- [Selected excerpt]:
/---
Michigan State Basketball: Denzel Valentine's Largest Area of Improvements

Brad AlmquistFeatured ColumnistMay 9, 2014

EAST LANSING, MI - FEBRUARY 06:  Denzel Valentine #45 of the Michigan State Spartans reacts during the first half while playing the Iowa Hawkeyes at the Jack T. Breslin Student Events Center on February 6, 2014 in East Lansing, Michigan. (Photo by Gregory Shamus/Getty Images)
Gregory Shamus/Getty Images

Denzel Valentine will inherit a much larger, more primary role for Michigan State next season. After proving himself as a capable starter on a loaded team last year, he is only one of two starters to return. He made massive strides from his freshman campaign to his sophomore's, which he will need to replicate for 2014-15.

Valentine improved his numbers in nearly every statistical category. In the upcoming season, the onus will be placed on him to carry the team offensively, while remaining a stingy defender.

So where must he improve, and what must he seek to rectify?


Shot Selection

Valentine's shooting percentage plummeted from 45 percent as a freshman to 40 last season, largely due to many ill-advised shots he took. As a sophomore, he showed incredible maturity in many phases of the game, however, he would occasionally take shots that weren't in the flow of the offense.
\---
- [Exercise set]:
a – List every person named in the Denzel Valentine article.
b – Answer these questions using the Denzel Valentine article, one line each:
(i) What jersey number does Valentine wear in the photo?
(ii) How many starters will return to Michigan State next season, counting Valentine?
(iii) What was Valentine's shooting percentage as a freshman?
c – Continue the article on Denzel Valentine's improvements from its final sentence.

- [Data excerpts]:
/---
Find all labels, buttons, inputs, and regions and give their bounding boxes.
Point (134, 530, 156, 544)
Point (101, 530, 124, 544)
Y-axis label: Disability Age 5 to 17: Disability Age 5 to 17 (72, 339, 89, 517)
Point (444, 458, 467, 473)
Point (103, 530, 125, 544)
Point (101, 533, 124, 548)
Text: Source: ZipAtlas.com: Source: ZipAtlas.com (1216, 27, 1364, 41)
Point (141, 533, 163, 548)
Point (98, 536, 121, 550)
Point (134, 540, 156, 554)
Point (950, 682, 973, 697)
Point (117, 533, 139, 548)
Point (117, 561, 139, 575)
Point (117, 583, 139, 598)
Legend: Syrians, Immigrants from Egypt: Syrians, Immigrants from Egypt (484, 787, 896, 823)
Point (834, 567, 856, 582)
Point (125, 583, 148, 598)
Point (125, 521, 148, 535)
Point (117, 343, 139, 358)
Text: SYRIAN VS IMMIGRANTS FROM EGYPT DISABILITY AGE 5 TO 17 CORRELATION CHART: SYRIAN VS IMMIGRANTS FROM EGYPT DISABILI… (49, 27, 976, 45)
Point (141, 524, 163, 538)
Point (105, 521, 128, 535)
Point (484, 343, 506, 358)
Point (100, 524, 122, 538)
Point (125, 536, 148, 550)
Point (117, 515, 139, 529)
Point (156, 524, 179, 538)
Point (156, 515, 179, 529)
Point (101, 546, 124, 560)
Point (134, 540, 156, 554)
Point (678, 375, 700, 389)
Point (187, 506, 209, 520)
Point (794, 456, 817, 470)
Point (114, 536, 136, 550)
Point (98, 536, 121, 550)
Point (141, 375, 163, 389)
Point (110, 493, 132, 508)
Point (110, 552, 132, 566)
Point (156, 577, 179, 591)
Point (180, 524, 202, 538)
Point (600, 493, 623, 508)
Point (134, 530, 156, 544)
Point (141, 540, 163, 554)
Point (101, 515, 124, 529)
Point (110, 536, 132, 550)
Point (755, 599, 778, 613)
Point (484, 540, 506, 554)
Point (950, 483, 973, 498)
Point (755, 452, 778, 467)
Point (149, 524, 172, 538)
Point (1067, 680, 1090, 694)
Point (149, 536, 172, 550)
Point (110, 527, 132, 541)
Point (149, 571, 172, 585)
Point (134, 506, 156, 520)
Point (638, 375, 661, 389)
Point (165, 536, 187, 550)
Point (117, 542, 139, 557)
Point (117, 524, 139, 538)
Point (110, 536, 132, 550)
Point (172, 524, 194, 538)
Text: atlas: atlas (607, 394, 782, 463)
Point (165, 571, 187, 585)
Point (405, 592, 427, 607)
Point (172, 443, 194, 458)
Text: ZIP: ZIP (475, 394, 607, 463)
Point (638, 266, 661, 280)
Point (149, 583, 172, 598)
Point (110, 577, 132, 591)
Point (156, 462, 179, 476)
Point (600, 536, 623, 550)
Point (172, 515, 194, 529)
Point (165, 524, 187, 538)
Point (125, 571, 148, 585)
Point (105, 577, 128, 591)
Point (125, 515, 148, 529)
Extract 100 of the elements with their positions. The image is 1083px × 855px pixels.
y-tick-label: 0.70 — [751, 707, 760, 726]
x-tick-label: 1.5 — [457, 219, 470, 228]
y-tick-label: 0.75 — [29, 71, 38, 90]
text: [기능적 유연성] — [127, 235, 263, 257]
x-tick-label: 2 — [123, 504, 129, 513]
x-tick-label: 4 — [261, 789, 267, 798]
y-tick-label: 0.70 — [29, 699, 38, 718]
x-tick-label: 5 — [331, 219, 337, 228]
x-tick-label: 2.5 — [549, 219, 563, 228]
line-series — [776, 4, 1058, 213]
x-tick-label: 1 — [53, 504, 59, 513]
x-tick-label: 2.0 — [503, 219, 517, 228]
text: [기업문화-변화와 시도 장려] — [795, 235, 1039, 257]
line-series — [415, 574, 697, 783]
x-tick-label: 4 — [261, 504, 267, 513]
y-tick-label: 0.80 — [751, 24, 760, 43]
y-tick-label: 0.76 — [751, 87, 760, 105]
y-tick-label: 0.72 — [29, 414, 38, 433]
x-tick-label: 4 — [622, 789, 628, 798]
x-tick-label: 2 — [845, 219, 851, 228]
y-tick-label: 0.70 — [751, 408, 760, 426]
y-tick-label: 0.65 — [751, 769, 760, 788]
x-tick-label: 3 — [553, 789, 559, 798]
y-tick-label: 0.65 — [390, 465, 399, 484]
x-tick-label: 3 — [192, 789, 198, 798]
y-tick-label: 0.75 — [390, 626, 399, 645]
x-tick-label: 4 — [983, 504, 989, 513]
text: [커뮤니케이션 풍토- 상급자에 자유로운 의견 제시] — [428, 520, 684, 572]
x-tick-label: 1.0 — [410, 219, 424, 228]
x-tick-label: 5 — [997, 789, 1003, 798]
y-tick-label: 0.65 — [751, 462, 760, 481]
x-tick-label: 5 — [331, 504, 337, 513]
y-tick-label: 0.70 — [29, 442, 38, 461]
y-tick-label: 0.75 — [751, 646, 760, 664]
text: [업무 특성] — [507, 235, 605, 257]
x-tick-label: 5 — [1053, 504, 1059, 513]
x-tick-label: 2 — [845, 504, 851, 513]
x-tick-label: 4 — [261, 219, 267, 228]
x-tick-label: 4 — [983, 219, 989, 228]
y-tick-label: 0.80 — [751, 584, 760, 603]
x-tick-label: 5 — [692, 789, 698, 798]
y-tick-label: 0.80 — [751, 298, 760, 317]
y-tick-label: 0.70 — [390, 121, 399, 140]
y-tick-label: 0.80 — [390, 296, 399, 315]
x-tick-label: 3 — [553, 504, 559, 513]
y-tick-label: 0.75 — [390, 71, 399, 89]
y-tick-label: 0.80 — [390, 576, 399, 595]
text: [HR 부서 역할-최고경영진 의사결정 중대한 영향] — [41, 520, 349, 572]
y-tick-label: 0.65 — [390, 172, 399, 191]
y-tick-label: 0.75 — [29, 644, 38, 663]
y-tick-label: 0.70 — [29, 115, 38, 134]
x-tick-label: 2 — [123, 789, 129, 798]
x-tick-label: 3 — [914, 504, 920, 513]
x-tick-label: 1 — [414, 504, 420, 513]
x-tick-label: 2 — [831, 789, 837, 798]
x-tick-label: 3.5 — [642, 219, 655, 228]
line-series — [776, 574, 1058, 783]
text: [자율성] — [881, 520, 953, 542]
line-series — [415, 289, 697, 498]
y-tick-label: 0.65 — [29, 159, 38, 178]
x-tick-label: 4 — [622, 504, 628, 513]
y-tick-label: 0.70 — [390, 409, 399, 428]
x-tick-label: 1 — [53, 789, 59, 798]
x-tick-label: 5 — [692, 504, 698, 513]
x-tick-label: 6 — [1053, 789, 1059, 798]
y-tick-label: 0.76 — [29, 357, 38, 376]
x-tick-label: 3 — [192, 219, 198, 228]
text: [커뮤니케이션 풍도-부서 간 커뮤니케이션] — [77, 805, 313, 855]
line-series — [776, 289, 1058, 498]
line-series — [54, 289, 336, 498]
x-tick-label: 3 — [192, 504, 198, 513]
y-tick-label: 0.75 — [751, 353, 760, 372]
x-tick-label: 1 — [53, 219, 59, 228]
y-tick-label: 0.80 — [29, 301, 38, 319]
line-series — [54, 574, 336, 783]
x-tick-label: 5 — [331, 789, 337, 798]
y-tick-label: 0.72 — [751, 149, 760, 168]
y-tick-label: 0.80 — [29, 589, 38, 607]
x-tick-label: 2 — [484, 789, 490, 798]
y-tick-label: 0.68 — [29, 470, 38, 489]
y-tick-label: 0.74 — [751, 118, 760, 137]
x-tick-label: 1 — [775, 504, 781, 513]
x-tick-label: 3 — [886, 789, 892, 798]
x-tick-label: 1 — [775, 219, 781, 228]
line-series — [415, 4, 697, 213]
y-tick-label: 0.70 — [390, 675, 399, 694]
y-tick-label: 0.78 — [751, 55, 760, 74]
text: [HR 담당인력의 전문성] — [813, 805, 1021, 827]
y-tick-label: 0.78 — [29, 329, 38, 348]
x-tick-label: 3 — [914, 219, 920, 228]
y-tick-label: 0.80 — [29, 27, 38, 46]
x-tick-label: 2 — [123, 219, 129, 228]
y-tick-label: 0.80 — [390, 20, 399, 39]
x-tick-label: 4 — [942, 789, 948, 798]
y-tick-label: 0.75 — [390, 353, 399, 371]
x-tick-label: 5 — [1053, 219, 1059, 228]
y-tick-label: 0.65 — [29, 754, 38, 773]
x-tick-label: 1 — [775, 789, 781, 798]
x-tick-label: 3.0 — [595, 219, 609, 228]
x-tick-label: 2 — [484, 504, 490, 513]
\---
- [Set of answers]:
a – Denzel Valentine, Brad Almquist, Gregory Shamus

b –
(i) #45
(ii) Two
(iii) 45 percent

c –
While Valentine improved his three-point shot immensely, he still attempted numerous threes that disrupted the flow of the offense. Additionally, he didn't always play on balance, which immediately hindered his potential to make productive plays.

His shot selection wasn't terrible, but it needs to be more refined going into next season. He has the ability to make shots as well as finishing strong around the rim. He must play at his own pace as he will be relied on much more to score.


Limiting Turnovers

Valentine only turned it over 1.8 times per game, a low output considering he dished out nearly four assists per contest. However, he forced the issue at times in order to make the stunning, no-look pass that he craved. Many times, it worked, and the he created a scoring opportunity. But at others, he committed careless turnovers and ended possessions early.

He is one of the best all-around passers in the conference. Valentine's aptitude at finding the open teammate seriously benefits this team, especially because it is devoid of many individually gifted scorers. As noted in his occasional poor shot selection, he must slow the game down in order to limit the negative plays.

This includes making the sure passes, not always the fancy ones. His assist-to-turnover ratio is just above 2:1, so turnovers aren’t a glaring issue. Eliminating those forced passes will boost that ratio even higher. 


More Complete Offensive Game

Valentine is a solid spot-up three-point shooter, and he can finish around the rim with strength. But aside of those areas and his passing excellence, Valentine doesn’t possess a hugely versatile offensive repertoire.

For his size, he has solid quickness. It isn’t the type that allows Valentine to blow by defenders, but he is certainly crafty enough to escape a line of defense. With much more offensive responsibility, he will need to diversify his skill set, including finding ways to escape the defense off the dribble.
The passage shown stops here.